Transcribe every line exactly and omit anything that is a picture.

═════ DATASET ═════

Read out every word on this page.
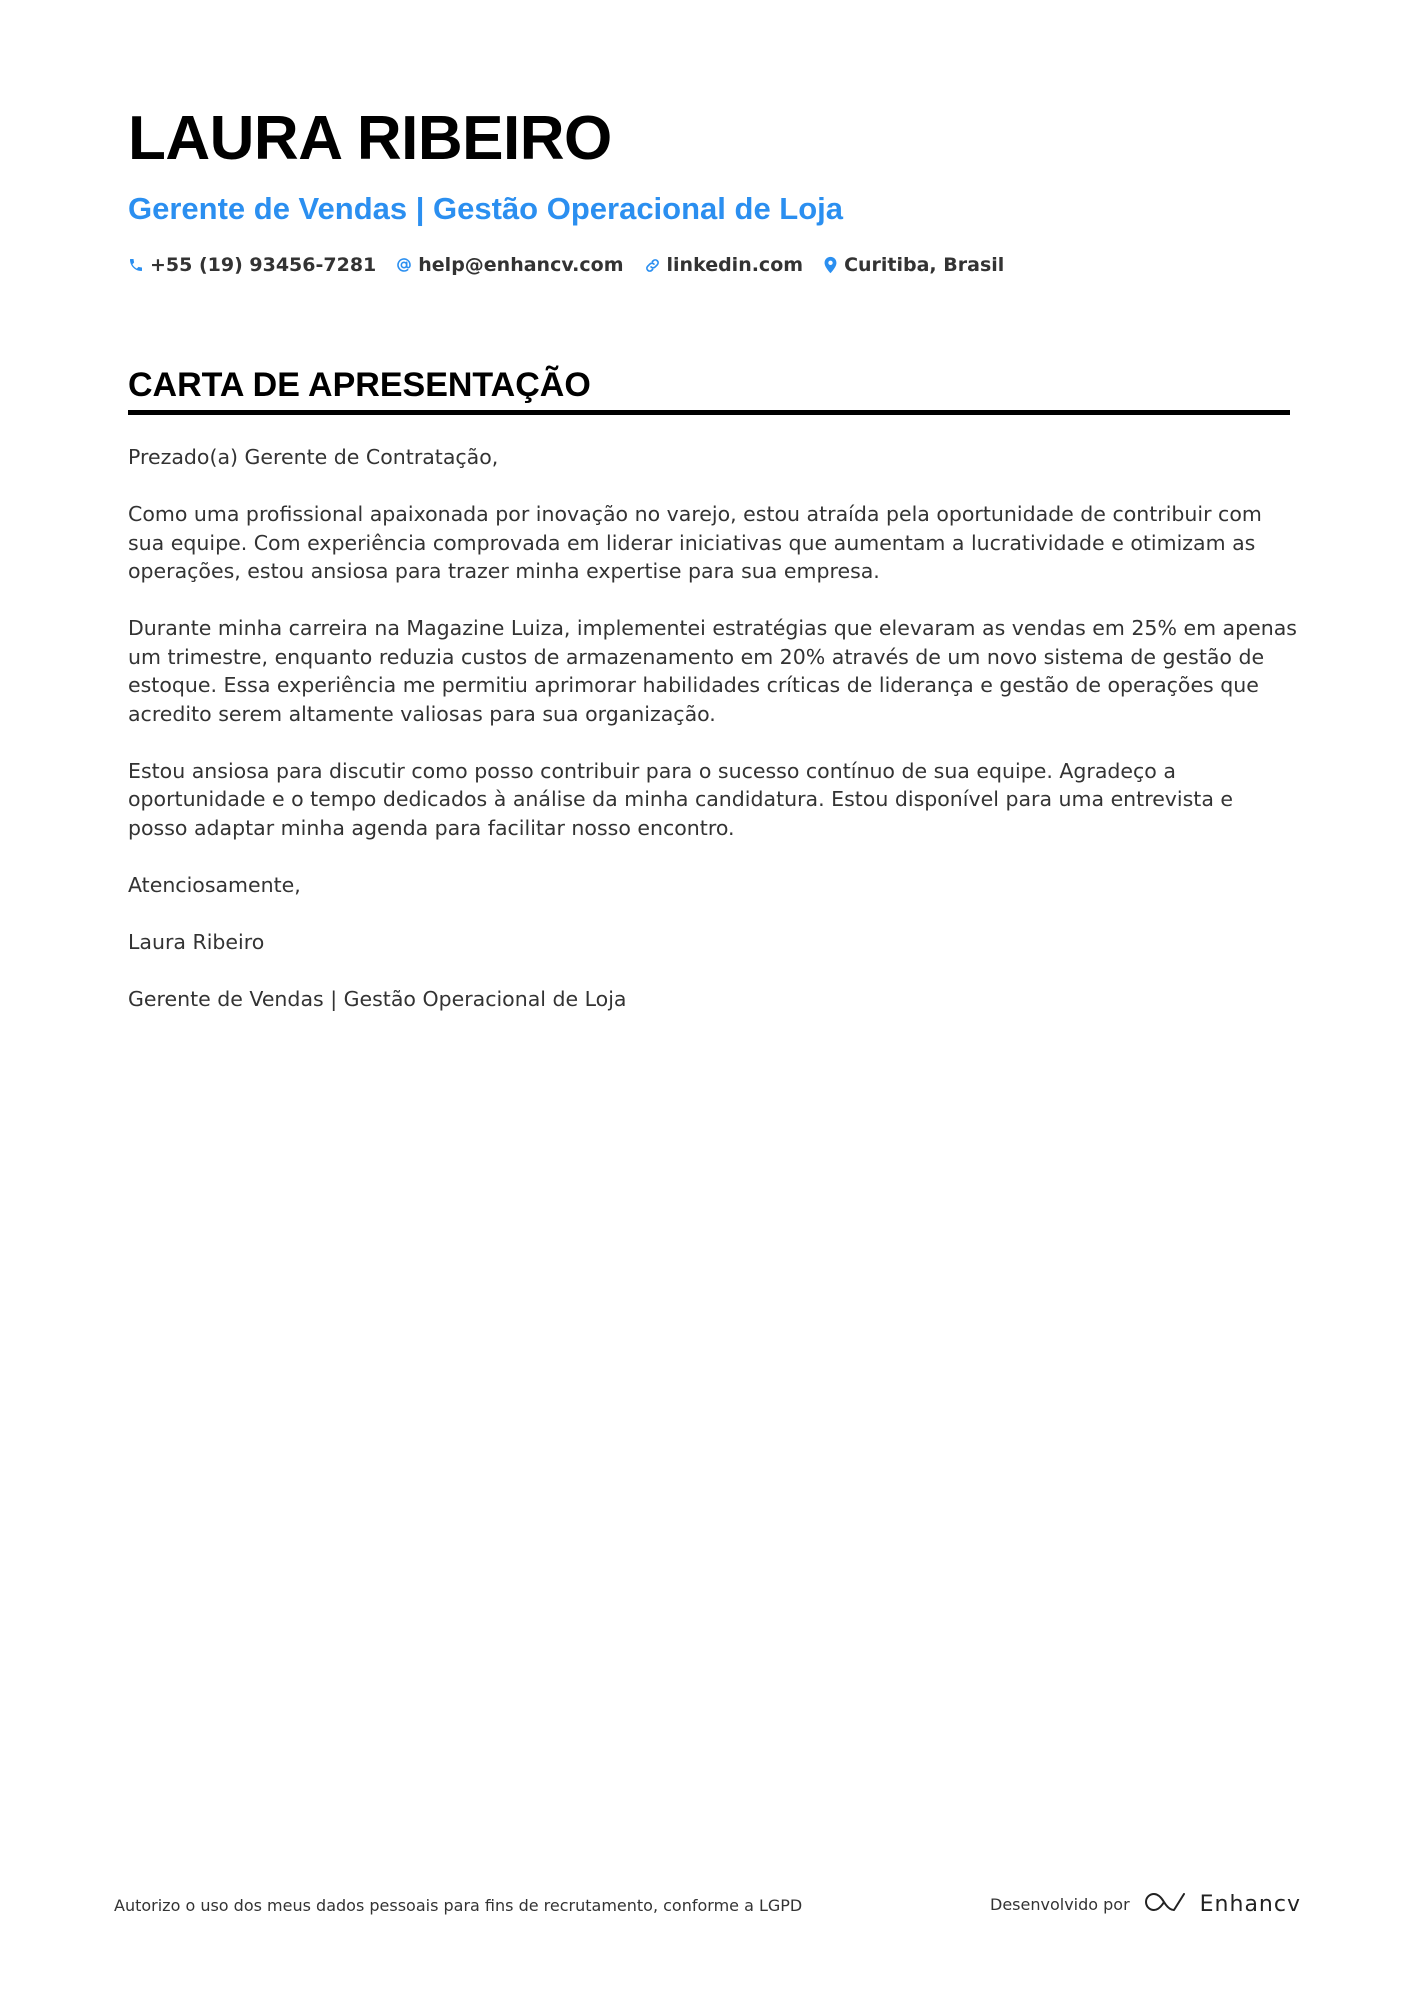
LAURA RIBEIRO
Gerente de Vendas | Gestão Operacional de Loja
+55 (19) 93456-7281 help@enhancv.com linkedin.com Curitiba, Brasil
CARTA DE APRESENTAÇÃO

Prezado(a) Gerente de Contratação,

Como uma profissional apaixonada por inovação no varejo, estou atraída pela oportunidade de contribuir com sua equipe. Com experiência comprovada em liderar iniciativas que aumentam a lucratividade e otimizam as operações, estou ansiosa para trazer minha expertise para sua empresa.

Durante minha carreira na Magazine Luiza, implementei estratégias que elevaram as vendas em 25% em apenas um trimestre, enquanto reduzia custos de armazenamento em 20% através de um novo sistema de gestão de estoque. Essa experiência me permitiu aprimorar habilidades críticas de liderança e gestão de operações que acredito serem altamente valiosas para sua organização.

Estou ansiosa para discutir como posso contribuir para o sucesso contínuo de sua equipe. Agradeço a oportunidade e o tempo dedicados à análise da minha candidatura. Estou disponível para uma entrevista e posso adaptar minha agenda para facilitar nosso encontro.

Atenciosamente,

Laura Ribeiro

Gerente de Vendas | Gestão Operacional de Loja

Autorizo o uso dos meus dados pessoais para fins de recrutamento, conforme a LGPD	Desenvolvido por	Enhancv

═════

§ **COMPLETE ANSWER**:
Read out every word on this page.
LAURA RIBEIRO
Gerente de Vendas | Gestão Operacional de Loja
+55 (19) 93456-7281 help@enhancv.com linkedin.com Curitiba, Brasil
CARTA DE APRESENTAÇÃO

Prezado(a) Gerente de Contratação,

Como uma profissional apaixonada por inovação no varejo, estou atraída pela oportunidade de contribuir com sua equipe. Com experiência comprovada em liderar iniciativas que aumentam a lucratividade e otimizam as operações, estou ansiosa para trazer minha expertise para sua empresa.

Durante minha carreira na Magazine Luiza, implementei estratégias que elevaram as vendas em 25% em apenas um trimestre, enquanto reduzia custos de armazenamento em 20% através de um novo sistema de gestão de estoque. Essa experiência me permitiu aprimorar habilidades críticas de liderança e gestão de operações que acredito serem altamente valiosas para sua organização.

Estou ansiosa para discutir como posso contribuir para o sucesso contínuo de sua equipe. Agradeço a oportunidade e o tempo dedicados à análise da minha candidatura. Estou disponível para uma entrevista e posso adaptar minha agenda para facilitar nosso encontro.

Atenciosamente,

Laura Ribeiro

Gerente de Vendas | Gestão Operacional de Loja

Autorizo o uso dos meus dados pessoais para fins de recrutamento, conforme a LGPD	Desenvolvido por	Enhancv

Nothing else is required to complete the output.